— Start DATASET ENTRIES —
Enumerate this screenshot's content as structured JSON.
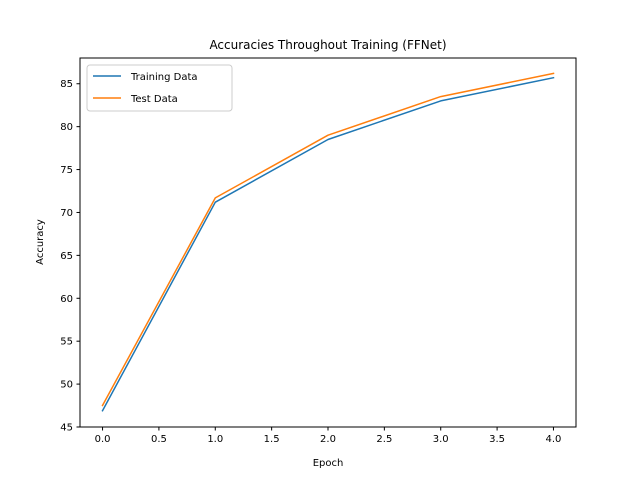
{
  "chart_data": {
    "type": "line",
    "title": "Accuracies Throughout Training (FFNet)",
    "xlabel": "Epoch",
    "ylabel": "Accuracy",
    "x": [
      0,
      1,
      2,
      3,
      4
    ],
    "series": [
      {
        "name": "Training Data",
        "color": "#1f77b4",
        "values": [
          46.9,
          71.2,
          78.5,
          83.0,
          85.7
        ]
      },
      {
        "name": "Test Data",
        "color": "#ff7f0e",
        "values": [
          47.5,
          71.7,
          79.0,
          83.5,
          86.2
        ]
      }
    ],
    "xlim": [
      -0.2,
      4.2
    ],
    "ylim": [
      45,
      88
    ],
    "xticks": [
      0.0,
      0.5,
      1.0,
      1.5,
      2.0,
      2.5,
      3.0,
      3.5,
      4.0
    ],
    "xtick_labels": [
      "0.0",
      "0.5",
      "1.0",
      "1.5",
      "2.0",
      "2.5",
      "3.0",
      "3.5",
      "4.0"
    ],
    "yticks": [
      45,
      50,
      55,
      60,
      65,
      70,
      75,
      80,
      85
    ],
    "ytick_labels": [
      "45",
      "50",
      "55",
      "60",
      "65",
      "70",
      "75",
      "80",
      "85"
    ],
    "grid": false,
    "legend_position": "upper left"
  }
}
— End DATASET ENTRIES —
Every entry must be transcribed exactly. Pictures do not belong in the copy.

FINISHED ANSWER:
Enumerate this screenshot's content as structured JSON.
{
  "chart_data": {
    "type": "line",
    "title": "Accuracies Throughout Training (FFNet)",
    "xlabel": "Epoch",
    "ylabel": "Accuracy",
    "x": [
      0,
      1,
      2,
      3,
      4
    ],
    "series": [
      {
        "name": "Training Data",
        "color": "#1f77b4",
        "values": [
          46.9,
          71.2,
          78.5,
          83.0,
          85.7
        ]
      },
      {
        "name": "Test Data",
        "color": "#ff7f0e",
        "values": [
          47.5,
          71.7,
          79.0,
          83.5,
          86.2
        ]
      }
    ],
    "xlim": [
      -0.2,
      4.2
    ],
    "ylim": [
      45,
      88
    ],
    "xticks": [
      0.0,
      0.5,
      1.0,
      1.5,
      2.0,
      2.5,
      3.0,
      3.5,
      4.0
    ],
    "xtick_labels": [
      "0.0",
      "0.5",
      "1.0",
      "1.5",
      "2.0",
      "2.5",
      "3.0",
      "3.5",
      "4.0"
    ],
    "yticks": [
      45,
      50,
      55,
      60,
      65,
      70,
      75,
      80,
      85
    ],
    "ytick_labels": [
      "45",
      "50",
      "55",
      "60",
      "65",
      "70",
      "75",
      "80",
      "85"
    ],
    "grid": false,
    "legend_position": "upper left"
  }
}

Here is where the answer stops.